Data entries for graphics:
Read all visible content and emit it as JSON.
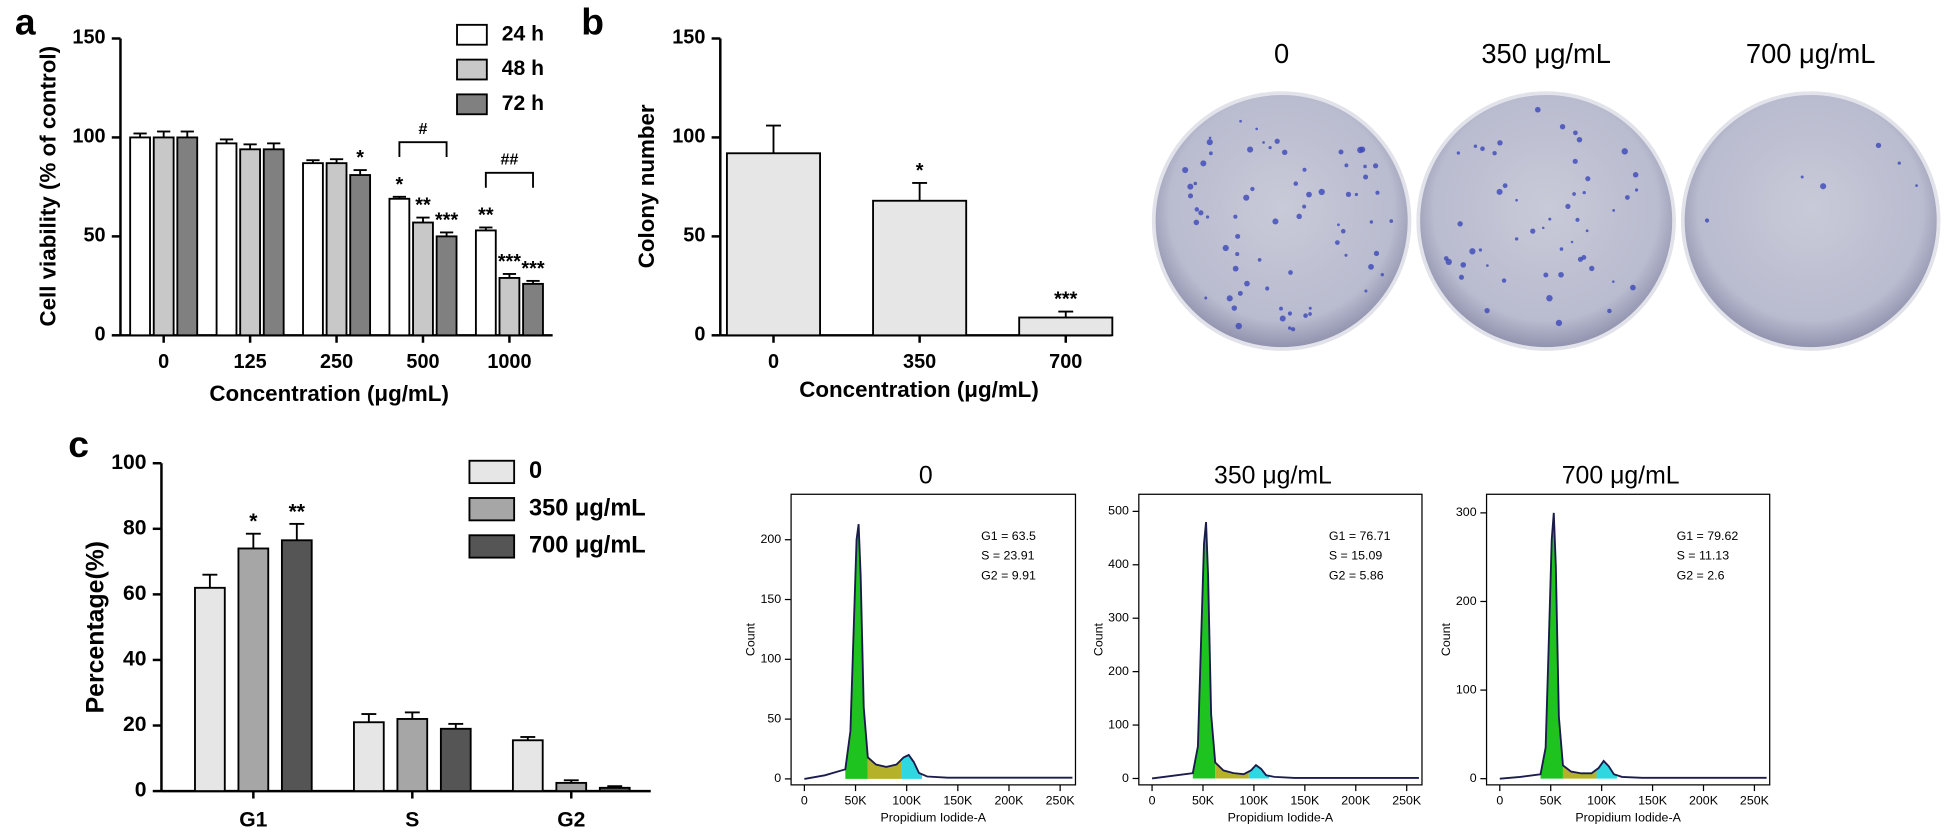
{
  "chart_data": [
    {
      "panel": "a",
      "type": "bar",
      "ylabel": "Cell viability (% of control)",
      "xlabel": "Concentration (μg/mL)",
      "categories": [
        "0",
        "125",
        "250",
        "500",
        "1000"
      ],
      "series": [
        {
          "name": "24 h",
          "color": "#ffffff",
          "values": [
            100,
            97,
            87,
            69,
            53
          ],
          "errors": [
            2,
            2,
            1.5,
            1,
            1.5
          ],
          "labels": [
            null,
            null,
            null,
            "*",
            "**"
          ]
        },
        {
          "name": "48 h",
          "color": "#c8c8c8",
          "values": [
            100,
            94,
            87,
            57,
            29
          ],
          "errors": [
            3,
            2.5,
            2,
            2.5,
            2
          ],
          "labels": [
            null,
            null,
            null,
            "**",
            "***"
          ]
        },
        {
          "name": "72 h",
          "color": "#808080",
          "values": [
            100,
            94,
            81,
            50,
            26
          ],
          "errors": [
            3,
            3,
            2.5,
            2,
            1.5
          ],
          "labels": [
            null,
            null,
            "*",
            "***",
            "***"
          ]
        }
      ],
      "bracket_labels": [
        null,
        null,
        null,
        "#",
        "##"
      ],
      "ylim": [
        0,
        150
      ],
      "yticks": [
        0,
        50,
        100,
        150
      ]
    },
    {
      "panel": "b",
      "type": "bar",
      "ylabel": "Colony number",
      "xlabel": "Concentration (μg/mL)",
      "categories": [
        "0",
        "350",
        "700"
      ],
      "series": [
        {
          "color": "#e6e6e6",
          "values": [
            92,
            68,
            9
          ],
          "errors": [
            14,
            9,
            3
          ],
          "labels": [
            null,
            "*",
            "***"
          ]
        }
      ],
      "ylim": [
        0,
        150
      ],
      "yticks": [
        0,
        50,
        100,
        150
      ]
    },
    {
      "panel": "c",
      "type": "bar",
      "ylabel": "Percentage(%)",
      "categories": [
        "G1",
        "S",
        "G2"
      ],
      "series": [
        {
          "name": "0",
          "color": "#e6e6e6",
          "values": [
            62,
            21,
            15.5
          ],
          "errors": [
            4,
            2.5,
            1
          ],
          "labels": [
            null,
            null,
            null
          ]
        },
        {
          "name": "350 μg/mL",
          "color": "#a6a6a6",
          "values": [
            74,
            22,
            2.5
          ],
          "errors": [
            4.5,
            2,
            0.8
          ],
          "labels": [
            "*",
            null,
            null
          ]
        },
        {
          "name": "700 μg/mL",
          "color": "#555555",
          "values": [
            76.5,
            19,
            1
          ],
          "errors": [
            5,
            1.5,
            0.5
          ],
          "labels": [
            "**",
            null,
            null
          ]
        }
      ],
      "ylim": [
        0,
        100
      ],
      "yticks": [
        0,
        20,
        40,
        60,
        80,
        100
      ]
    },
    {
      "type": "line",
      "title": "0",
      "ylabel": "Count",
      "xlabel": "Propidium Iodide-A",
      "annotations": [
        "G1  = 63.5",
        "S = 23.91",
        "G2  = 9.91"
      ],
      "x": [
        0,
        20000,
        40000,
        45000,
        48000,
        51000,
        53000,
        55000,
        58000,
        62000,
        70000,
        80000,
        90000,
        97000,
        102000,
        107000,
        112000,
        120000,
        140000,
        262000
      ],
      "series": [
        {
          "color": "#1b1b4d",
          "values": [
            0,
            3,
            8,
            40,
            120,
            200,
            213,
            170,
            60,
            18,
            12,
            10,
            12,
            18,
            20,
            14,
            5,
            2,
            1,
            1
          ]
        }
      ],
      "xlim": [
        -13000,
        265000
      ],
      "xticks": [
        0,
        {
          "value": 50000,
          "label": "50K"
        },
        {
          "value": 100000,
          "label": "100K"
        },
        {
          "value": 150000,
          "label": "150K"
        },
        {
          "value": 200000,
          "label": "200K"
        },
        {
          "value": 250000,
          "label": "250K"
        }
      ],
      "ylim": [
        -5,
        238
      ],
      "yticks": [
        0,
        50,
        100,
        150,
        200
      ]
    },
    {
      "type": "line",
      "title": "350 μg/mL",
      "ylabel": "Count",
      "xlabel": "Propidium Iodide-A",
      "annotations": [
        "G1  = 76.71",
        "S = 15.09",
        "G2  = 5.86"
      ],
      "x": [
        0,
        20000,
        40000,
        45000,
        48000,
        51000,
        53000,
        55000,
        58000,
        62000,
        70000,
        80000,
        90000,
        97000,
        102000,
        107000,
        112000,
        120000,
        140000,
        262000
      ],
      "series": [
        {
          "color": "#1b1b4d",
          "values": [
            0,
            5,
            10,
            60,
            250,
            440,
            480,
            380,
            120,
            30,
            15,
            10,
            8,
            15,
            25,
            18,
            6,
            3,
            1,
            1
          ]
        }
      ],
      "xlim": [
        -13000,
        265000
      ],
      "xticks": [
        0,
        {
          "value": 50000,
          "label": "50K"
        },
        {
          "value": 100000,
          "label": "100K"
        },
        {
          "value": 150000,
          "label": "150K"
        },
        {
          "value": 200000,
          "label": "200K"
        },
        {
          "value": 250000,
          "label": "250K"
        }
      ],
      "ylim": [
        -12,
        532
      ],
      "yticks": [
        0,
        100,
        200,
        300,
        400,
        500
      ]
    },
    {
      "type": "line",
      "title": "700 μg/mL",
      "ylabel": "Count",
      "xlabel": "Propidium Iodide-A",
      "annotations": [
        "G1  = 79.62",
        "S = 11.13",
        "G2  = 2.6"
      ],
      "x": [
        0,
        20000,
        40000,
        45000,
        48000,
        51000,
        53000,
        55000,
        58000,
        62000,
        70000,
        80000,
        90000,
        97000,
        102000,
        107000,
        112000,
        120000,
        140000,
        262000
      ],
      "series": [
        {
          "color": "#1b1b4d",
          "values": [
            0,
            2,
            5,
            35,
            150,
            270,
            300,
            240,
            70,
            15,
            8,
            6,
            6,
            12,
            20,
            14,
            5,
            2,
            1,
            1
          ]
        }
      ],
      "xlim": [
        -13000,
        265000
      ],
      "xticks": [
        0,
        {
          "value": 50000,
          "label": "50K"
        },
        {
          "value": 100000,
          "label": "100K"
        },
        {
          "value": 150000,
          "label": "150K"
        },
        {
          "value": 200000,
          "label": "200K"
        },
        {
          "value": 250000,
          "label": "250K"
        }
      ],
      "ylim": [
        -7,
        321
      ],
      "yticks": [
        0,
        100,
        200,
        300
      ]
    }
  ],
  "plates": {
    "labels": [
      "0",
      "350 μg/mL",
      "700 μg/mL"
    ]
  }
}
--
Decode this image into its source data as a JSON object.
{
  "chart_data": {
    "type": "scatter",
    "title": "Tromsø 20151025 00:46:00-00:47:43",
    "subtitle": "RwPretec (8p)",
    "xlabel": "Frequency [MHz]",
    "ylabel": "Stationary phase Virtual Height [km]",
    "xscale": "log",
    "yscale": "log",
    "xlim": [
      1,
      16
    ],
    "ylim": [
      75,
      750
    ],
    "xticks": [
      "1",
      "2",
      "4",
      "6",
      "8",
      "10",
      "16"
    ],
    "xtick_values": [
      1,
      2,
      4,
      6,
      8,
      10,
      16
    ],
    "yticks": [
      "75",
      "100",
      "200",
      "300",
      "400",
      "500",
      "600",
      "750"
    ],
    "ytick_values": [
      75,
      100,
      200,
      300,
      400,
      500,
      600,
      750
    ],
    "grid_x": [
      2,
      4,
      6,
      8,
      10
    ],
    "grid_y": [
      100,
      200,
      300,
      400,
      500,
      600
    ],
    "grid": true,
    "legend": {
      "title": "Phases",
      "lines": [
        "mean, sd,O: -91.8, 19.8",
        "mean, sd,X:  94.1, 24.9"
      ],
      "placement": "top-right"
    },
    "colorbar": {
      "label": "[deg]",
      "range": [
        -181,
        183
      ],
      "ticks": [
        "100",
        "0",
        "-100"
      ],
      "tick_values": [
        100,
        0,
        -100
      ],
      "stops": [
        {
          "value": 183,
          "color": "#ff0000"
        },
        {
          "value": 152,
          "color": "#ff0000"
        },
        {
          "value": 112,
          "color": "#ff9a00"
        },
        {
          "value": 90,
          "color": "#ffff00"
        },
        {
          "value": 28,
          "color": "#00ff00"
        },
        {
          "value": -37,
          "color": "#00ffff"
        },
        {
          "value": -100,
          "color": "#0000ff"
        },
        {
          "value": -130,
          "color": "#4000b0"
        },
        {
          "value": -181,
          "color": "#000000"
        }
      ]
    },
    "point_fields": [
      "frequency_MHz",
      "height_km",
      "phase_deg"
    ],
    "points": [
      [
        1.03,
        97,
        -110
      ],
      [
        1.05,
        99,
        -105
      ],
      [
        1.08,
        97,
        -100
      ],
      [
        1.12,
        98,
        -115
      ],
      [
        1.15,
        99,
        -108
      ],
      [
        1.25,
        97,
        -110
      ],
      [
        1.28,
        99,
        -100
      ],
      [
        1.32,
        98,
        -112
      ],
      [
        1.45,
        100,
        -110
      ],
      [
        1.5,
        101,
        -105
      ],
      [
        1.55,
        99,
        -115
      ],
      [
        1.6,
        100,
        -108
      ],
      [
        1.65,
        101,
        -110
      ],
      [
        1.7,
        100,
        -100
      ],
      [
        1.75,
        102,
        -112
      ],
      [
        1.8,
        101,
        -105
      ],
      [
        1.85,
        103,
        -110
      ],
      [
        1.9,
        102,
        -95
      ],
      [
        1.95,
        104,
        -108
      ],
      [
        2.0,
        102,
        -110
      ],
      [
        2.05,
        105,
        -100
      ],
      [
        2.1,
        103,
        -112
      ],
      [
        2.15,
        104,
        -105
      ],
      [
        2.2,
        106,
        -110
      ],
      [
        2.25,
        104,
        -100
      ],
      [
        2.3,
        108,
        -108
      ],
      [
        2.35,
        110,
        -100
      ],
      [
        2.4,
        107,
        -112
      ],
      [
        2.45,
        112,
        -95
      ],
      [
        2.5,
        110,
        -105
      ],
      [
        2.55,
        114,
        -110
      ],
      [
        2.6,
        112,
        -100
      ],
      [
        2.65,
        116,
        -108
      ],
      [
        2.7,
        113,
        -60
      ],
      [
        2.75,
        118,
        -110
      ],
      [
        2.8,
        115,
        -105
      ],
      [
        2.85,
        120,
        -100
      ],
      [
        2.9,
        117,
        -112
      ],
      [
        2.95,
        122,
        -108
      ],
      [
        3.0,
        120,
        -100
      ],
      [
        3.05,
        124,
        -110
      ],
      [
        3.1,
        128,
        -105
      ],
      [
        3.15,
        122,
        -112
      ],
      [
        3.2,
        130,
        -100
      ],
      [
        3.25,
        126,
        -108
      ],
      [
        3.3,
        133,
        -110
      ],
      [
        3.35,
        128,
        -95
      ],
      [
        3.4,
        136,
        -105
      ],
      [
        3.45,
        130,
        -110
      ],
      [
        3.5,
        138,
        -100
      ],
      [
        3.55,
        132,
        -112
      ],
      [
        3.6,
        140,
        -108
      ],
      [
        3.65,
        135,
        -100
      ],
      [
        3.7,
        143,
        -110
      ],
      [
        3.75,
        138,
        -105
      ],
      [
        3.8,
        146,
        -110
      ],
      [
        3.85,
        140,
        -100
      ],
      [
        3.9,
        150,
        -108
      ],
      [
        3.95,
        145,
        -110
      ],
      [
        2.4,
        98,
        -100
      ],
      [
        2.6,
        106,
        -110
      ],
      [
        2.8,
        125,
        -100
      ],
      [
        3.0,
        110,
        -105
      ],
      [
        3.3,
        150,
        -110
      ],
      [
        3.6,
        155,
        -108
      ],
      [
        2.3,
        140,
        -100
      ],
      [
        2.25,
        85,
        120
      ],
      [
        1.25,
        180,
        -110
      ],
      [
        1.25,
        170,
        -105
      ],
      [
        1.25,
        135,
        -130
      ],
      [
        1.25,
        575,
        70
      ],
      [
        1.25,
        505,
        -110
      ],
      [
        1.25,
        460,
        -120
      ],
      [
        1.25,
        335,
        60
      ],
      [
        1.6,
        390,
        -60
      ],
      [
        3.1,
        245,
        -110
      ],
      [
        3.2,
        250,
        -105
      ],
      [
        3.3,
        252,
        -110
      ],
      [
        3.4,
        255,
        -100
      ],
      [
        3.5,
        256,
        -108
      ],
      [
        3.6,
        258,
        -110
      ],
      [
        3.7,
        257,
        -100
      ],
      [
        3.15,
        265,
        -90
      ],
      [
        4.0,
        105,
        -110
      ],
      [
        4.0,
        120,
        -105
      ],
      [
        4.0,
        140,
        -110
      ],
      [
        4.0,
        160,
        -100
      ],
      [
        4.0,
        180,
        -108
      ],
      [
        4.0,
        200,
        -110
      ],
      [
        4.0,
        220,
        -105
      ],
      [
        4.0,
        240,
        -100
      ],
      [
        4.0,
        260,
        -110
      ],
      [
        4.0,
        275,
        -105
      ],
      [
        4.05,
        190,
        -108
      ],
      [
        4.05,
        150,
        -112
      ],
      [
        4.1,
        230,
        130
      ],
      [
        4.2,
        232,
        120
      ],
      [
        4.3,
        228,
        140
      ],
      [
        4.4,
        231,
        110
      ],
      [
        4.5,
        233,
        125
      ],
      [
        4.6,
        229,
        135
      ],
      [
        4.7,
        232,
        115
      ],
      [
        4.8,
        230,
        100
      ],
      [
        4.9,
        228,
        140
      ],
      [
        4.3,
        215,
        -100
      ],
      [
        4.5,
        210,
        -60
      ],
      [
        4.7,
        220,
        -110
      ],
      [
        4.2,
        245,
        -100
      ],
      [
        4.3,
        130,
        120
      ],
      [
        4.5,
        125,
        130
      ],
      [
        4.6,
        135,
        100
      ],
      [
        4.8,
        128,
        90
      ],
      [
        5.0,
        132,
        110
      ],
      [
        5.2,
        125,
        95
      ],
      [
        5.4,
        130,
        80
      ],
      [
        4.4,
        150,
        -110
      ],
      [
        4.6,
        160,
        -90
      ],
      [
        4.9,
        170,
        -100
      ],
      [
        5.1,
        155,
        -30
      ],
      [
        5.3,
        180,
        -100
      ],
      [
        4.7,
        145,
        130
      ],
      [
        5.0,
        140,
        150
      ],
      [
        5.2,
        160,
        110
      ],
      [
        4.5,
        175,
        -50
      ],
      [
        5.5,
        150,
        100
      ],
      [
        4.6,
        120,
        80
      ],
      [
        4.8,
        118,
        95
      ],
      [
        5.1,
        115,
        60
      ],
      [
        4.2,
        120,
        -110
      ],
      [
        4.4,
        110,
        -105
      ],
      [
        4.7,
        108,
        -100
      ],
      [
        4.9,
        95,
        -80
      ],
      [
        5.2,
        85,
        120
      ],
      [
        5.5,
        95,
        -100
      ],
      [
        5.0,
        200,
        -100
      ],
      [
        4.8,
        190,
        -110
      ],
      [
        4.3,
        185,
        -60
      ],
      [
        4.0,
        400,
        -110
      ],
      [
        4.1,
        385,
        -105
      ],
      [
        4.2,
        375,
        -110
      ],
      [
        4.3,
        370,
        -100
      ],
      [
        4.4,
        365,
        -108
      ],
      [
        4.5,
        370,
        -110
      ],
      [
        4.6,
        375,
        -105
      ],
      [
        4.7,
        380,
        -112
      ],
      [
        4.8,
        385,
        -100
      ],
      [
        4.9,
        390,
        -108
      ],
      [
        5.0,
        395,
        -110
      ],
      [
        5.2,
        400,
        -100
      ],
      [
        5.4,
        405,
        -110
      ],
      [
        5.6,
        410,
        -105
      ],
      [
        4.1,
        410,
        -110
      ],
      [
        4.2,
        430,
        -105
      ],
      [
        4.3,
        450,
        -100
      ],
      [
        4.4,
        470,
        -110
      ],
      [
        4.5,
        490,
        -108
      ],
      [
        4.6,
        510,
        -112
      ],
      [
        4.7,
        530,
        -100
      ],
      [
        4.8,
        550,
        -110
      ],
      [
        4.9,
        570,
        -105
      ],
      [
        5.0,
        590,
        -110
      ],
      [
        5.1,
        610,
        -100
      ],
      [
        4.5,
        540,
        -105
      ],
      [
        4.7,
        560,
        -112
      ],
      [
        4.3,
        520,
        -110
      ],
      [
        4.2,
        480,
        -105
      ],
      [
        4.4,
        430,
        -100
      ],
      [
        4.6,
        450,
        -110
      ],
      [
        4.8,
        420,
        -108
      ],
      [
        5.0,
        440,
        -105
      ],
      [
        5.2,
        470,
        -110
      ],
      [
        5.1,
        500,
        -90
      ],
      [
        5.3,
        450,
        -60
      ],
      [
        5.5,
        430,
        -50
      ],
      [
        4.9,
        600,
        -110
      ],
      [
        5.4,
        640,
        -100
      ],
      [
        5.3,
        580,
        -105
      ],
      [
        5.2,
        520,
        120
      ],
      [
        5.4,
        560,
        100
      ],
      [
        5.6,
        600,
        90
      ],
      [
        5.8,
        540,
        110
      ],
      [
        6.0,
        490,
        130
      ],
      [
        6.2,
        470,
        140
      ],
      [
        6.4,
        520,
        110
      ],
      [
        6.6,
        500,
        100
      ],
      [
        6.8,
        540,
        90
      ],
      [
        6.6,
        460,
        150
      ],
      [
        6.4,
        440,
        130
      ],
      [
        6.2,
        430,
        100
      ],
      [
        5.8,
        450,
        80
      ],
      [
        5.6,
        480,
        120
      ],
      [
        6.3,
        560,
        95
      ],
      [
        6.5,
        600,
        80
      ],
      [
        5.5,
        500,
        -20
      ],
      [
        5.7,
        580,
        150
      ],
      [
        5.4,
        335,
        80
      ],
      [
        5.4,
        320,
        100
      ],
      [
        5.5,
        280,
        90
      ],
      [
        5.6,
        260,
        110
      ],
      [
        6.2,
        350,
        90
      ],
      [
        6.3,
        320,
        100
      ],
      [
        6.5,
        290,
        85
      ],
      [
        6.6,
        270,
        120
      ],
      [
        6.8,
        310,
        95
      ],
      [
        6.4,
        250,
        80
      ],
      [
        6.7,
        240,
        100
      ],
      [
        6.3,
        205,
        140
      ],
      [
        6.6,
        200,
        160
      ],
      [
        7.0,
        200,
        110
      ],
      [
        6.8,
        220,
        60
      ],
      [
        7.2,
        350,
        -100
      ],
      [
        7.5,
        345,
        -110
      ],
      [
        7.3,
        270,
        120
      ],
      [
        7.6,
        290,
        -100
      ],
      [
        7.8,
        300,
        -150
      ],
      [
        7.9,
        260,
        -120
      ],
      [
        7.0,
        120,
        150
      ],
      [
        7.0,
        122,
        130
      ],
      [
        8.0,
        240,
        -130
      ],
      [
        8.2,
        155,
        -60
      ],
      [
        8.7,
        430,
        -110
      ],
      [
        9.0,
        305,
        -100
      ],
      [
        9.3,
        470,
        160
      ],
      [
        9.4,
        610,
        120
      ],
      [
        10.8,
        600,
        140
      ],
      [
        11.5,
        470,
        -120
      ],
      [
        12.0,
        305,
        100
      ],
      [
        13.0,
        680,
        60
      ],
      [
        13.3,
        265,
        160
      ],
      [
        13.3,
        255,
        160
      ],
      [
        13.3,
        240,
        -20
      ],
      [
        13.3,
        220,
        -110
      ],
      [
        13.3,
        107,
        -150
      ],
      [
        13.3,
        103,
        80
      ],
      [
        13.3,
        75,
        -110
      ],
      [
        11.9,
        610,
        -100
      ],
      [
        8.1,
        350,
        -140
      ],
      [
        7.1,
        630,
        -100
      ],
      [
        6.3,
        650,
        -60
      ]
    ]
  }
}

- Task -
Isolate the lines that hold the word "JSON" and copy all of them.

- Solved problem -
Read all visible content and emit it as JSON.
Decode this image into its source data as a JSON object.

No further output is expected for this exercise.